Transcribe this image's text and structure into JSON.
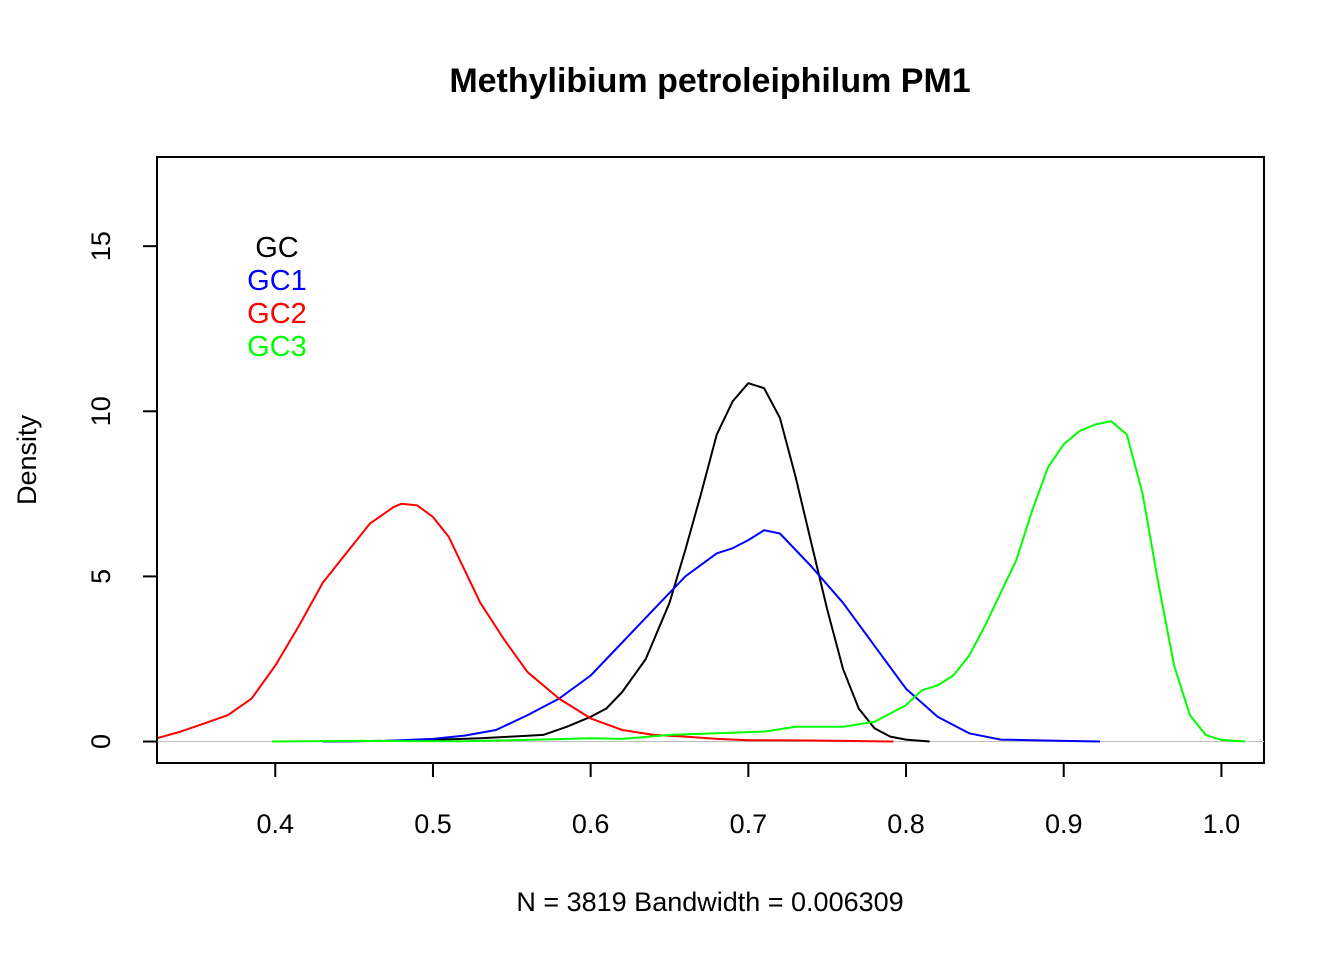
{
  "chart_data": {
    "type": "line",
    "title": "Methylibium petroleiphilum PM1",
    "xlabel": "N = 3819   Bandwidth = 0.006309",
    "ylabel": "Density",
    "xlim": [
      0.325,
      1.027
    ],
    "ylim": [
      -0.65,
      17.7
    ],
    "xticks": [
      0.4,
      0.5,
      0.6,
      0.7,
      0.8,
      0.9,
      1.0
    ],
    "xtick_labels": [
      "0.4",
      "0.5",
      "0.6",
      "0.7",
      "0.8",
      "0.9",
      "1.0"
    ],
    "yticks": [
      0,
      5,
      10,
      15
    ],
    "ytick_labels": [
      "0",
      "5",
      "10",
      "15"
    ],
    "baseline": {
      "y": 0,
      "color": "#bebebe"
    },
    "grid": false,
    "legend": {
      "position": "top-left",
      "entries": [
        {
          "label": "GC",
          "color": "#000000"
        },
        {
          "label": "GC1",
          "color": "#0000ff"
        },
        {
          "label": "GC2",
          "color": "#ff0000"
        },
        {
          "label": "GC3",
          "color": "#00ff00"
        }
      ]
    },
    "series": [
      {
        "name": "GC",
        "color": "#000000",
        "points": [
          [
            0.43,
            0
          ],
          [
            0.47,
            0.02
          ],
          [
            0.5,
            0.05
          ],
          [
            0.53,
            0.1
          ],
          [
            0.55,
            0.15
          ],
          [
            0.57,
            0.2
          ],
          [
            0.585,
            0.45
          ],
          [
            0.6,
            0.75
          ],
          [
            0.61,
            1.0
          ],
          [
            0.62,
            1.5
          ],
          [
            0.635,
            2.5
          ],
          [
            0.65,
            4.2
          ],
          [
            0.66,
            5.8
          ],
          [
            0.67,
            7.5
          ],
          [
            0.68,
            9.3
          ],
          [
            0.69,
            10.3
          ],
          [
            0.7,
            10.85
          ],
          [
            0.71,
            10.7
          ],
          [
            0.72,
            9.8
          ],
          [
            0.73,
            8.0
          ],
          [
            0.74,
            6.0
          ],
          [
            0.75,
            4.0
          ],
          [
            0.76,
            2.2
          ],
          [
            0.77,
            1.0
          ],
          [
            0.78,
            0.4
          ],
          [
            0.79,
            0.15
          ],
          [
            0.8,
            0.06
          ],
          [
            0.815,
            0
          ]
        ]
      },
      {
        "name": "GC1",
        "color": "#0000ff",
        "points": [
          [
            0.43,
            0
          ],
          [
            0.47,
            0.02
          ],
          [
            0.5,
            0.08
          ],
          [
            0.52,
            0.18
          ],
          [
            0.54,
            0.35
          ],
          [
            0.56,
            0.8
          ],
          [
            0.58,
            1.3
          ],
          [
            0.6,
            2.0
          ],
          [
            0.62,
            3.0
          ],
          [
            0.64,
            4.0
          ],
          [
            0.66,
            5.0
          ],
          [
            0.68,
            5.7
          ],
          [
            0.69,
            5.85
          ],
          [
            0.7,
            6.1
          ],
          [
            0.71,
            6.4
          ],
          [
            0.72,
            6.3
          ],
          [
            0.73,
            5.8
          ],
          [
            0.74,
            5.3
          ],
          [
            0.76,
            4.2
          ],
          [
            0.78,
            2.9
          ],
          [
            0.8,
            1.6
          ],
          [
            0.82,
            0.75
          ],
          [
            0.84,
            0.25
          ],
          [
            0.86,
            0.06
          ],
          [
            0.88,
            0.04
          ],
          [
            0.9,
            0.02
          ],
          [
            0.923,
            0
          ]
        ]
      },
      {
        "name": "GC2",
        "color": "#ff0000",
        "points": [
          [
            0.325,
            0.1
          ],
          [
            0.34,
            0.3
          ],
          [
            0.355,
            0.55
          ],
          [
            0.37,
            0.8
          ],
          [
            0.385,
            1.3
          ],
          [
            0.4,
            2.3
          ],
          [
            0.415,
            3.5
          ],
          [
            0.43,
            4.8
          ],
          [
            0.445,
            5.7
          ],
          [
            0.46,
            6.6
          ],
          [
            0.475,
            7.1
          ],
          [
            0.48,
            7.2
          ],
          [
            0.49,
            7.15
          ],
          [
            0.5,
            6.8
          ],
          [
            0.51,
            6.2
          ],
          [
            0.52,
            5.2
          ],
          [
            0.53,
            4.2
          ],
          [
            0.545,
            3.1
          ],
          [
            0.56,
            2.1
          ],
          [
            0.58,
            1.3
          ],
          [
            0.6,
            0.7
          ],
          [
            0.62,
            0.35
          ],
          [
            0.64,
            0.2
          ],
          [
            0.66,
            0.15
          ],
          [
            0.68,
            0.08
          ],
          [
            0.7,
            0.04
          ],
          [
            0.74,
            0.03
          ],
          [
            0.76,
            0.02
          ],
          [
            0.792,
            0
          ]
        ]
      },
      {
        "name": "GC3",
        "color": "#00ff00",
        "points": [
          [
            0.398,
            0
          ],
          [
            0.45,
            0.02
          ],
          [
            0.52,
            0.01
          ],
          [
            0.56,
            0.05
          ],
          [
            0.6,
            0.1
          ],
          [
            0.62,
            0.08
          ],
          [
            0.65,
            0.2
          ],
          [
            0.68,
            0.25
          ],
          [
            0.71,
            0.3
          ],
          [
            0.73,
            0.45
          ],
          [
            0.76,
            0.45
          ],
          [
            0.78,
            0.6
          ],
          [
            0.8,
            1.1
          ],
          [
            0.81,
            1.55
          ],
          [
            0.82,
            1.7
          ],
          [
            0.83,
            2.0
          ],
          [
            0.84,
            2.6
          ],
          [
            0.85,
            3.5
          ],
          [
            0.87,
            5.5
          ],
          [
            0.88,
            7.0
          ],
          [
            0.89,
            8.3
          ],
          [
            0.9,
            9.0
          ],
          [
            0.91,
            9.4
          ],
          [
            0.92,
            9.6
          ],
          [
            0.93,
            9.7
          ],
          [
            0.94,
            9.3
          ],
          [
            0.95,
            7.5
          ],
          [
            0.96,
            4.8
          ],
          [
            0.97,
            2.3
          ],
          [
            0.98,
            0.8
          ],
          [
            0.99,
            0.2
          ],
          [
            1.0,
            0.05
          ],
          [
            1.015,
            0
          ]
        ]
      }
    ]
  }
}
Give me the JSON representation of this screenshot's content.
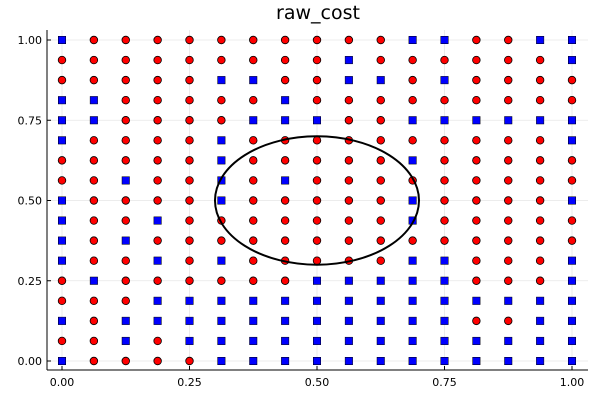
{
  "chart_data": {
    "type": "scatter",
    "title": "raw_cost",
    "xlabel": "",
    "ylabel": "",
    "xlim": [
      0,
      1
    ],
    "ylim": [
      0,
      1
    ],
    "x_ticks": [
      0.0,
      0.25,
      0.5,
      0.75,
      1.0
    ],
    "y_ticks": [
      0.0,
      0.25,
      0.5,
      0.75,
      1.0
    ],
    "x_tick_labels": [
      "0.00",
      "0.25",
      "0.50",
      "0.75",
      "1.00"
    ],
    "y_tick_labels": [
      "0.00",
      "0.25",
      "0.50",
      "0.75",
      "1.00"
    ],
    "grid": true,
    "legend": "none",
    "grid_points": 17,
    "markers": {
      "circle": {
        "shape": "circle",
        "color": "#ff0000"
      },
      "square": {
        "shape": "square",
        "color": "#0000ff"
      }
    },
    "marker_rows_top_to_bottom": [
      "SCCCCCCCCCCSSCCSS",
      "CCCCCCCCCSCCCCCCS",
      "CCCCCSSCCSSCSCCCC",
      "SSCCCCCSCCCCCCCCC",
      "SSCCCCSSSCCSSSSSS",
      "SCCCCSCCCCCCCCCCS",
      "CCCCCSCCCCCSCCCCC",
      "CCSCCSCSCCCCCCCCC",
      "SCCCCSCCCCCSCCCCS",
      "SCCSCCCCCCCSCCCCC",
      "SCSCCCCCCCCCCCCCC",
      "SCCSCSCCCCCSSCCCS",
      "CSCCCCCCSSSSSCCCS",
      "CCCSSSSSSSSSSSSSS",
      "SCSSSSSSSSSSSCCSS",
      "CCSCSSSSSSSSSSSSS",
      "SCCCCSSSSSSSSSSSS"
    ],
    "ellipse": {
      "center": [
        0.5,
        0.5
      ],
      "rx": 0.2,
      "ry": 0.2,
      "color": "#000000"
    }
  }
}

######

# Exercise goal
Repeat only the lines from the one with "Give me the" through the end of the data, both included and exactly as written. Pictures stay out of the copy.

# Response
Give me the JSON representation of this screenshot's content.
{
  "chart_data": {
    "type": "scatter",
    "title": "raw_cost",
    "xlabel": "",
    "ylabel": "",
    "xlim": [
      0,
      1
    ],
    "ylim": [
      0,
      1
    ],
    "x_ticks": [
      0.0,
      0.25,
      0.5,
      0.75,
      1.0
    ],
    "y_ticks": [
      0.0,
      0.25,
      0.5,
      0.75,
      1.0
    ],
    "x_tick_labels": [
      "0.00",
      "0.25",
      "0.50",
      "0.75",
      "1.00"
    ],
    "y_tick_labels": [
      "0.00",
      "0.25",
      "0.50",
      "0.75",
      "1.00"
    ],
    "grid": true,
    "legend": "none",
    "grid_points": 17,
    "markers": {
      "circle": {
        "shape": "circle",
        "color": "#ff0000"
      },
      "square": {
        "shape": "square",
        "color": "#0000ff"
      }
    },
    "marker_rows_top_to_bottom": [
      "SCCCCCCCCCCSSCCSS",
      "CCCCCCCCCSCCCCCCS",
      "CCCCCSSCCSSCSCCCC",
      "SSCCCCCSCCCCCCCCC",
      "SSCCCCSSSCCSSSSSS",
      "SCCCCSCCCCCCCCCCS",
      "CCCCCSCCCCCSCCCCC",
      "CCSCCSCSCCCCCCCCC",
      "SCCCCSCCCCCSCCCCS",
      "SCCSCCCCCCCSCCCCC",
      "SCSCCCCCCCCCCCCCC",
      "SCCSCSCCCCCSSCCCS",
      "CSCCCCCCSSSSSCCCS",
      "CCCSSSSSSSSSSSSSS",
      "SCSSSSSSSSSSSCCSS",
      "CCSCSSSSSSSSSSSSS",
      "SCCCCSSSSSSSSSSSS"
    ],
    "ellipse": {
      "center": [
        0.5,
        0.5
      ],
      "rx": 0.2,
      "ry": 0.2,
      "color": "#000000"
    }
  }
}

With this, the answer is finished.